Restate the full set of records exactly, without adding or dropping a word.

Data excerpts
***
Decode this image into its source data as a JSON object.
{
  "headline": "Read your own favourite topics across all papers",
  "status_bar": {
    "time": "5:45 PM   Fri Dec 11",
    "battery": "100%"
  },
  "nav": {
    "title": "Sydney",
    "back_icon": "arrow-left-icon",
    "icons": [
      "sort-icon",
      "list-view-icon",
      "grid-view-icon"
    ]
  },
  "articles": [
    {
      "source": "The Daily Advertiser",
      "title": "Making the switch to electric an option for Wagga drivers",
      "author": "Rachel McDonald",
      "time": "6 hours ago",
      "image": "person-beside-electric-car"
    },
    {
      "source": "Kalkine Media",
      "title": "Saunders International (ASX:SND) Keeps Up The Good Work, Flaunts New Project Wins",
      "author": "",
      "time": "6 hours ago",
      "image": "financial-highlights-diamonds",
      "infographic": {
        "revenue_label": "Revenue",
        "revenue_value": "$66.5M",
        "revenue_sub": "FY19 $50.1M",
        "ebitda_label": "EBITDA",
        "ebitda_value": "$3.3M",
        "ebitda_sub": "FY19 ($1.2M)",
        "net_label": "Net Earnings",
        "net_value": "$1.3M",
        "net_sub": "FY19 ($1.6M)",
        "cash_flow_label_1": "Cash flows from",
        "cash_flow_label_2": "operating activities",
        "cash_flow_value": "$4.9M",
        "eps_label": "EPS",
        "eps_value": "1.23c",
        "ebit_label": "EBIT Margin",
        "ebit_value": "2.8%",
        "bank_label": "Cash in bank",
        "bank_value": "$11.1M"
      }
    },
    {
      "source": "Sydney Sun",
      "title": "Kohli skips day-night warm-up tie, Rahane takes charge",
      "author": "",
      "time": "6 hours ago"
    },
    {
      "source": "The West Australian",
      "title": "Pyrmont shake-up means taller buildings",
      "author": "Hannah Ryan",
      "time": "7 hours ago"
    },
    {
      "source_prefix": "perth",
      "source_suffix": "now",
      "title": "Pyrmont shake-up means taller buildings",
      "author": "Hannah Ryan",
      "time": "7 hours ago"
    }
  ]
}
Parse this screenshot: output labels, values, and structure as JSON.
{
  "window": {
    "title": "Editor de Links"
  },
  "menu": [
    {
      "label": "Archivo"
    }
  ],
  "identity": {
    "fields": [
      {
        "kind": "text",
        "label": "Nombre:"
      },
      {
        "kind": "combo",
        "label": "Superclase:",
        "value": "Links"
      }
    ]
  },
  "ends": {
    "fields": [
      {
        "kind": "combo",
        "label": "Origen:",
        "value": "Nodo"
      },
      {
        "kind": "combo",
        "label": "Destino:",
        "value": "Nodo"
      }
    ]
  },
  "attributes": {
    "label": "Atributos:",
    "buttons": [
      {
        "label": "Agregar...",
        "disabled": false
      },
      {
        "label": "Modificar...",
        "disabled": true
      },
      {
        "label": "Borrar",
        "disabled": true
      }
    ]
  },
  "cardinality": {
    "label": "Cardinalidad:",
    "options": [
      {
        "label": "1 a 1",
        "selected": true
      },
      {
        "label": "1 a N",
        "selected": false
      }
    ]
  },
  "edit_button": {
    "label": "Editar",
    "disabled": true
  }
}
***
* _Result for this exercise_
Decode this image into its source data as a JSON object.
{
  "headline": "Read your own favourite topics across all papers",
  "status_bar": {
    "time": "5:45 PM   Fri Dec 11",
    "battery": "100%"
  },
  "nav": {
    "title": "Sydney",
    "back_icon": "arrow-left-icon",
    "icons": [
      "sort-icon",
      "list-view-icon",
      "grid-view-icon"
    ]
  },
  "articles": [
    {
      "source": "The Daily Advertiser",
      "title": "Making the switch to electric an option for Wagga drivers",
      "author": "Rachel McDonald",
      "time": "6 hours ago",
      "image": "person-beside-electric-car"
    },
    {
      "source": "Kalkine Media",
      "title": "Saunders International (ASX:SND) Keeps Up The Good Work, Flaunts New Project Wins",
      "author": "",
      "time": "6 hours ago",
      "image": "financial-highlights-diamonds",
      "infographic": {
        "revenue_label": "Revenue",
        "revenue_value": "$66.5M",
        "revenue_sub": "FY19 $50.1M",
        "ebitda_label": "EBITDA",
        "ebitda_value": "$3.3M",
        "ebitda_sub": "FY19 ($1.2M)",
        "net_label": "Net Earnings",
        "net_value": "$1.3M",
        "net_sub": "FY19 ($1.6M)",
        "cash_flow_label_1": "Cash flows from",
        "cash_flow_label_2": "operating activities",
        "cash_flow_value": "$4.9M",
        "eps_label": "EPS",
        "eps_value": "1.23c",
        "ebit_label": "EBIT Margin",
        "ebit_value": "2.8%",
        "bank_label": "Cash in bank",
        "bank_value": "$11.1M"
      }
    },
    {
      "source": "Sydney Sun",
      "title": "Kohli skips day-night warm-up tie, Rahane takes charge",
      "author": "",
      "time": "6 hours ago"
    },
    {
      "source": "The West Australian",
      "title": "Pyrmont shake-up means taller buildings",
      "author": "Hannah Ryan",
      "time": "7 hours ago"
    },
    {
      "source_prefix": "perth",
      "source_suffix": "now",
      "title": "Pyrmont shake-up means taller buildings",
      "author": "Hannah Ryan",
      "time": "7 hours ago"
    }
  ]
}
Parse this screenshot: output labels, values, and structure as JSON.
{
  "window": {
    "title": "Editor de Links"
  },
  "menu": [
    {
      "label": "Archivo"
    }
  ],
  "identity": {
    "fields": [
      {
        "kind": "text",
        "label": "Nombre:"
      },
      {
        "kind": "combo",
        "label": "Superclase:",
        "value": "Links"
      }
    ]
  },
  "ends": {
    "fields": [
      {
        "kind": "combo",
        "label": "Origen:",
        "value": "Nodo"
      },
      {
        "kind": "combo",
        "label": "Destino:",
        "value": "Nodo"
      }
    ]
  },
  "attributes": {
    "label": "Atributos:",
    "buttons": [
      {
        "label": "Agregar...",
        "disabled": false
      },
      {
        "label": "Modificar...",
        "disabled": true
      },
      {
        "label": "Borrar",
        "disabled": true
      }
    ]
  },
  "cardinality": {
    "label": "Cardinalidad:",
    "options": [
      {
        "label": "1 a 1",
        "selected": true
      },
      {
        "label": "1 a N",
        "selected": false
      }
    ]
  },
  "edit_button": {
    "label": "Editar",
    "disabled": true
  }
}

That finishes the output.